- [Your goal]: Exclude the pictures, then repeat the remaining data exactly.

- [Working data]:
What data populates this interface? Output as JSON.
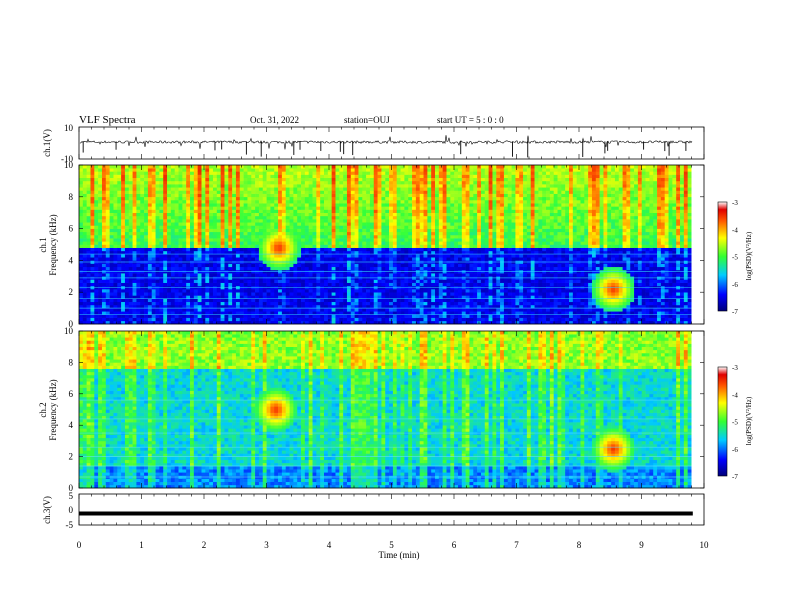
{
  "header": {
    "title": "VLF Spectra",
    "date": "Oct. 31, 2022",
    "station": "station=OUJ",
    "start": "start  UT =  5 : 0  : 0"
  },
  "chart_data": [
    {
      "type": "line",
      "panel": "ch1-waveform",
      "ylabel": "ch.1(V)",
      "ylim": [
        -10,
        10
      ],
      "yticks": [
        "10",
        "-10"
      ],
      "xlim": [
        0,
        10
      ],
      "series": [
        {
          "values_mean": 0.6
        }
      ]
    },
    {
      "type": "heatmap",
      "panel": "ch1-spectrogram",
      "ylabel": "ch.1\nFrequency (kHz)",
      "ylabel_line1": "ch.1",
      "ylabel_line2": "Frequency (kHz)",
      "ylim": [
        0,
        10
      ],
      "yticks": [
        "0",
        "2",
        "4",
        "6",
        "8",
        "10"
      ],
      "xlim": [
        0,
        9.8
      ],
      "colorbar": {
        "label": "log(PSD)(V²/Hz)",
        "range": [
          -7,
          -3
        ],
        "ticks": [
          "-3",
          "-4",
          "-5",
          "-6",
          "-7"
        ]
      },
      "background_cutoff_khz": 4.8,
      "features": [
        {
          "t_min": 3.2,
          "f_khz": 4.8,
          "note": "emission burst"
        },
        {
          "t_min": 8.55,
          "f_khz": 2.2,
          "note": "dispersed tail"
        }
      ]
    },
    {
      "type": "heatmap",
      "panel": "ch2-spectrogram",
      "ylabel": "ch.2\nFrequency (kHz)",
      "ylabel_line1": "ch.2",
      "ylabel_line2": "Frequency (kHz)",
      "ylim": [
        0,
        10
      ],
      "yticks": [
        "0",
        "2",
        "4",
        "6",
        "8",
        "10"
      ],
      "xlim": [
        0,
        9.8
      ],
      "colorbar": {
        "label": "log(PSD)(V²/Hz)",
        "range": [
          -7,
          -3
        ],
        "ticks": [
          "-3",
          "-4",
          "-5",
          "-6",
          "-7"
        ]
      },
      "features": [
        {
          "t_min": 3.15,
          "f_khz": 5.0,
          "note": "emission burst"
        },
        {
          "t_min": 8.55,
          "f_khz": 2.5,
          "note": "dispersed tail"
        }
      ]
    },
    {
      "type": "line",
      "panel": "ch3-waveform",
      "ylabel": "ch.3(V)",
      "ylim": [
        -5,
        5
      ],
      "yticks": [
        "5",
        "0",
        "-5"
      ],
      "xlim": [
        0,
        10
      ],
      "xlabel": "Time  (min)",
      "xticks": [
        "0",
        "1",
        "2",
        "3",
        "4",
        "5",
        "6",
        "7",
        "8",
        "9",
        "10"
      ],
      "series": [
        {
          "values_mean": -1.3
        }
      ]
    }
  ]
}
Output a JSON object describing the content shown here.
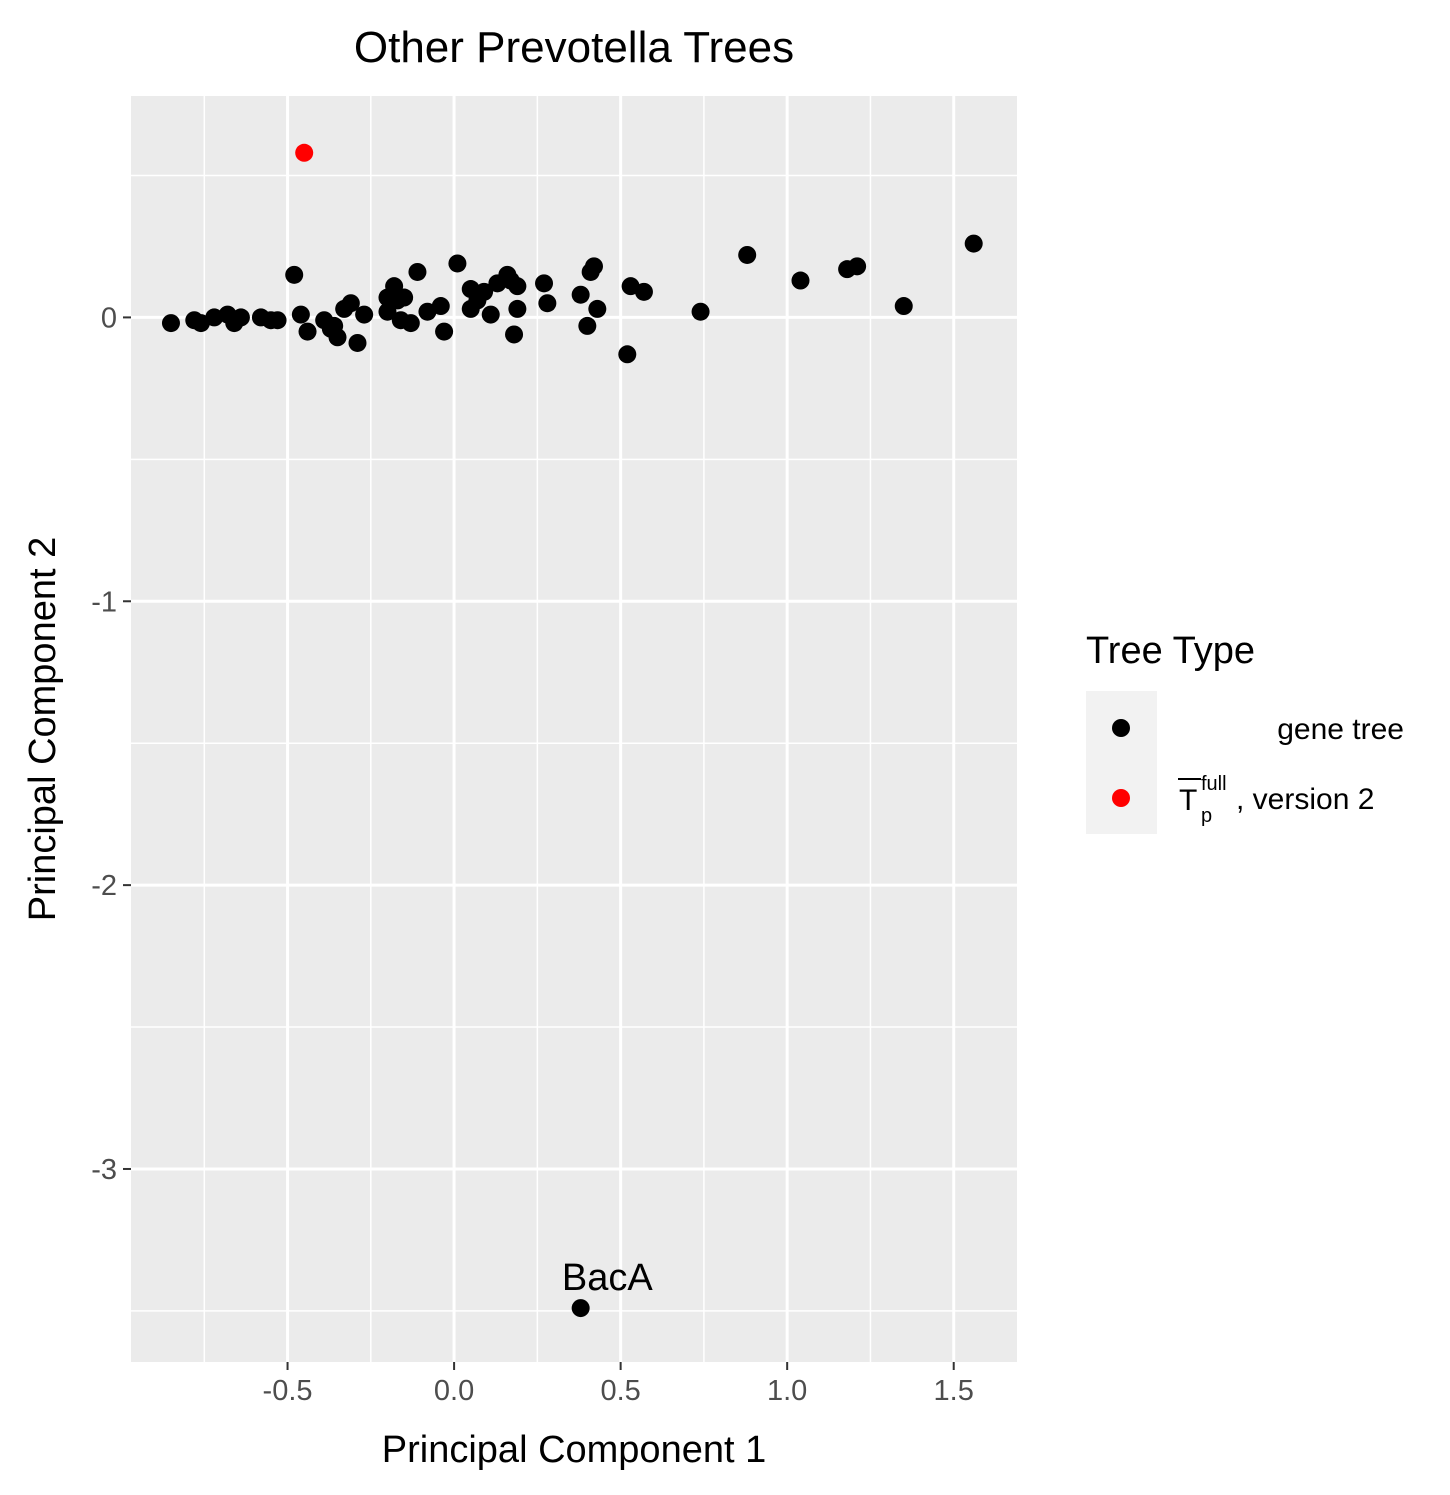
{
  "chart_data": {
    "type": "scatter",
    "title": "Other Prevotella Trees",
    "xlabel": "Principal Component 1",
    "ylabel": "Principal Component 2",
    "xlim": [
      -0.97,
      1.69
    ],
    "ylim": [
      -3.68,
      0.78
    ],
    "x_ticks": [
      -0.5,
      0.0,
      0.5,
      1.0,
      1.5
    ],
    "x_tick_labels": [
      "-0.5",
      "0.0",
      "0.5",
      "1.0",
      "1.5"
    ],
    "y_ticks": [
      0,
      -1,
      -2,
      -3
    ],
    "y_tick_labels": [
      "0",
      "-1",
      "-2",
      "-3"
    ],
    "grid": true,
    "legend": {
      "title": "Tree Type",
      "position": "right",
      "entries": [
        {
          "label": "gene tree",
          "color": "#000000"
        },
        {
          "label_main": "T",
          "label_sup": "full",
          "label_sub": "p",
          "label_rest": ", version 2",
          "color": "#ff0000"
        }
      ]
    },
    "annotations": [
      {
        "text": "BacA",
        "x": 0.46,
        "y": -3.38
      }
    ],
    "series": [
      {
        "color": "#000000",
        "points": [
          [
            -0.85,
            -0.02
          ],
          [
            -0.78,
            -0.01
          ],
          [
            -0.76,
            -0.02
          ],
          [
            -0.72,
            0.0
          ],
          [
            -0.68,
            0.01
          ],
          [
            -0.66,
            -0.02
          ],
          [
            -0.64,
            0.0
          ],
          [
            -0.58,
            0.0
          ],
          [
            -0.55,
            -0.01
          ],
          [
            -0.53,
            -0.01
          ],
          [
            -0.48,
            0.15
          ],
          [
            -0.46,
            0.01
          ],
          [
            -0.44,
            -0.05
          ],
          [
            -0.39,
            -0.01
          ],
          [
            -0.37,
            -0.04
          ],
          [
            -0.36,
            -0.03
          ],
          [
            -0.35,
            -0.07
          ],
          [
            -0.33,
            0.03
          ],
          [
            -0.31,
            0.05
          ],
          [
            -0.29,
            -0.09
          ],
          [
            -0.27,
            0.01
          ],
          [
            -0.2,
            0.07
          ],
          [
            -0.2,
            0.02
          ],
          [
            -0.18,
            0.11
          ],
          [
            -0.17,
            0.06
          ],
          [
            -0.16,
            -0.01
          ],
          [
            -0.15,
            0.07
          ],
          [
            -0.13,
            -0.02
          ],
          [
            -0.11,
            0.16
          ],
          [
            -0.08,
            0.02
          ],
          [
            -0.04,
            0.04
          ],
          [
            -0.03,
            -0.05
          ],
          [
            0.01,
            0.19
          ],
          [
            0.05,
            0.03
          ],
          [
            0.05,
            0.1
          ],
          [
            0.07,
            0.06
          ],
          [
            0.09,
            0.09
          ],
          [
            0.11,
            0.01
          ],
          [
            0.13,
            0.12
          ],
          [
            0.16,
            0.15
          ],
          [
            0.17,
            0.13
          ],
          [
            0.18,
            -0.06
          ],
          [
            0.19,
            0.03
          ],
          [
            0.19,
            0.11
          ],
          [
            0.27,
            0.12
          ],
          [
            0.28,
            0.05
          ],
          [
            0.38,
            0.08
          ],
          [
            0.4,
            -0.03
          ],
          [
            0.41,
            0.16
          ],
          [
            0.42,
            0.18
          ],
          [
            0.43,
            0.03
          ],
          [
            0.52,
            -0.13
          ],
          [
            0.53,
            0.11
          ],
          [
            0.57,
            0.09
          ],
          [
            0.74,
            0.02
          ],
          [
            0.88,
            0.22
          ],
          [
            1.04,
            0.13
          ],
          [
            1.18,
            0.17
          ],
          [
            1.21,
            0.18
          ],
          [
            1.35,
            0.04
          ],
          [
            1.56,
            0.26
          ],
          [
            0.38,
            -3.49
          ]
        ]
      },
      {
        "color": "#ff0000",
        "points": [
          [
            -0.45,
            0.58
          ]
        ]
      }
    ]
  }
}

- [Answer below]:
What data populates this interface? Output as JSON.
{
  "header": {
    "title": "VLF Spectra",
    "date": "Oct. 31, 2022",
    "station": "station=OUJ",
    "start": "start  UT =  5 : 0  : 0"
  },
  "chart_data": [
    {
      "type": "line",
      "panel": "ch1-waveform",
      "ylabel": "ch.1(V)",
      "ylim": [
        -10,
        10
      ],
      "yticks": [
        "10",
        "-10"
      ],
      "xlim": [
        0,
        10
      ],
      "series": [
        {
          "values_mean": 0.6
        }
      ]
    },
    {
      "type": "heatmap",
      "panel": "ch1-spectrogram",
      "ylabel": "ch.1\nFrequency (kHz)",
      "ylabel_line1": "ch.1",
      "ylabel_line2": "Frequency (kHz)",
      "ylim": [
        0,
        10
      ],
      "yticks": [
        "0",
        "2",
        "4",
        "6",
        "8",
        "10"
      ],
      "xlim": [
        0,
        9.8
      ],
      "colorbar": {
        "label": "log(PSD)(V²/Hz)",
        "range": [
          -7,
          -3
        ],
        "ticks": [
          "-3",
          "-4",
          "-5",
          "-6",
          "-7"
        ]
      },
      "background_cutoff_khz": 4.8,
      "features": [
        {
          "t_min": 3.2,
          "f_khz": 4.8,
          "note": "emission burst"
        },
        {
          "t_min": 8.55,
          "f_khz": 2.2,
          "note": "dispersed tail"
        }
      ]
    },
    {
      "type": "heatmap",
      "panel": "ch2-spectrogram",
      "ylabel": "ch.2\nFrequency (kHz)",
      "ylabel_line1": "ch.2",
      "ylabel_line2": "Frequency (kHz)",
      "ylim": [
        0,
        10
      ],
      "yticks": [
        "0",
        "2",
        "4",
        "6",
        "8",
        "10"
      ],
      "xlim": [
        0,
        9.8
      ],
      "colorbar": {
        "label": "log(PSD)(V²/Hz)",
        "range": [
          -7,
          -3
        ],
        "ticks": [
          "-3",
          "-4",
          "-5",
          "-6",
          "-7"
        ]
      },
      "features": [
        {
          "t_min": 3.15,
          "f_khz": 5.0,
          "note": "emission burst"
        },
        {
          "t_min": 8.55,
          "f_khz": 2.5,
          "note": "dispersed tail"
        }
      ]
    },
    {
      "type": "line",
      "panel": "ch3-waveform",
      "ylabel": "ch.3(V)",
      "ylim": [
        -5,
        5
      ],
      "yticks": [
        "5",
        "0",
        "-5"
      ],
      "xlim": [
        0,
        10
      ],
      "xlabel": "Time  (min)",
      "xticks": [
        "0",
        "1",
        "2",
        "3",
        "4",
        "5",
        "6",
        "7",
        "8",
        "9",
        "10"
      ],
      "series": [
        {
          "values_mean": -1.3
        }
      ]
    }
  ]
}
Output a JSON object describing the content shown here.
{
  "chart_data": {
    "type": "scatter",
    "title": "Other Prevotella Trees",
    "xlabel": "Principal Component 1",
    "ylabel": "Principal Component 2",
    "xlim": [
      -0.97,
      1.69
    ],
    "ylim": [
      -3.68,
      0.78
    ],
    "x_ticks": [
      -0.5,
      0.0,
      0.5,
      1.0,
      1.5
    ],
    "x_tick_labels": [
      "-0.5",
      "0.0",
      "0.5",
      "1.0",
      "1.5"
    ],
    "y_ticks": [
      0,
      -1,
      -2,
      -3
    ],
    "y_tick_labels": [
      "0",
      "-1",
      "-2",
      "-3"
    ],
    "grid": true,
    "legend": {
      "title": "Tree Type",
      "position": "right",
      "entries": [
        {
          "label": "gene tree",
          "color": "#000000"
        },
        {
          "label_main": "T",
          "label_sup": "full",
          "label_sub": "p",
          "label_rest": ", version 2",
          "color": "#ff0000"
        }
      ]
    },
    "annotations": [
      {
        "text": "BacA",
        "x": 0.46,
        "y": -3.38
      }
    ],
    "series": [
      {
        "color": "#000000",
        "points": [
          [
            -0.85,
            -0.02
          ],
          [
            -0.78,
            -0.01
          ],
          [
            -0.76,
            -0.02
          ],
          [
            -0.72,
            0.0
          ],
          [
            -0.68,
            0.01
          ],
          [
            -0.66,
            -0.02
          ],
          [
            -0.64,
            0.0
          ],
          [
            -0.58,
            0.0
          ],
          [
            -0.55,
            -0.01
          ],
          [
            -0.53,
            -0.01
          ],
          [
            -0.48,
            0.15
          ],
          [
            -0.46,
            0.01
          ],
          [
            -0.44,
            -0.05
          ],
          [
            -0.39,
            -0.01
          ],
          [
            -0.37,
            -0.04
          ],
          [
            -0.36,
            -0.03
          ],
          [
            -0.35,
            -0.07
          ],
          [
            -0.33,
            0.03
          ],
          [
            -0.31,
            0.05
          ],
          [
            -0.29,
            -0.09
          ],
          [
            -0.27,
            0.01
          ],
          [
            -0.2,
            0.07
          ],
          [
            -0.2,
            0.02
          ],
          [
            -0.18,
            0.11
          ],
          [
            -0.17,
            0.06
          ],
          [
            -0.16,
            -0.01
          ],
          [
            -0.15,
            0.07
          ],
          [
            -0.13,
            -0.02
          ],
          [
            -0.11,
            0.16
          ],
          [
            -0.08,
            0.02
          ],
          [
            -0.04,
            0.04
          ],
          [
            -0.03,
            -0.05
          ],
          [
            0.01,
            0.19
          ],
          [
            0.05,
            0.03
          ],
          [
            0.05,
            0.1
          ],
          [
            0.07,
            0.06
          ],
          [
            0.09,
            0.09
          ],
          [
            0.11,
            0.01
          ],
          [
            0.13,
            0.12
          ],
          [
            0.16,
            0.15
          ],
          [
            0.17,
            0.13
          ],
          [
            0.18,
            -0.06
          ],
          [
            0.19,
            0.03
          ],
          [
            0.19,
            0.11
          ],
          [
            0.27,
            0.12
          ],
          [
            0.28,
            0.05
          ],
          [
            0.38,
            0.08
          ],
          [
            0.4,
            -0.03
          ],
          [
            0.41,
            0.16
          ],
          [
            0.42,
            0.18
          ],
          [
            0.43,
            0.03
          ],
          [
            0.52,
            -0.13
          ],
          [
            0.53,
            0.11
          ],
          [
            0.57,
            0.09
          ],
          [
            0.74,
            0.02
          ],
          [
            0.88,
            0.22
          ],
          [
            1.04,
            0.13
          ],
          [
            1.18,
            0.17
          ],
          [
            1.21,
            0.18
          ],
          [
            1.35,
            0.04
          ],
          [
            1.56,
            0.26
          ],
          [
            0.38,
            -3.49
          ]
        ]
      },
      {
        "color": "#ff0000",
        "points": [
          [
            -0.45,
            0.58
          ]
        ]
      }
    ]
  }
}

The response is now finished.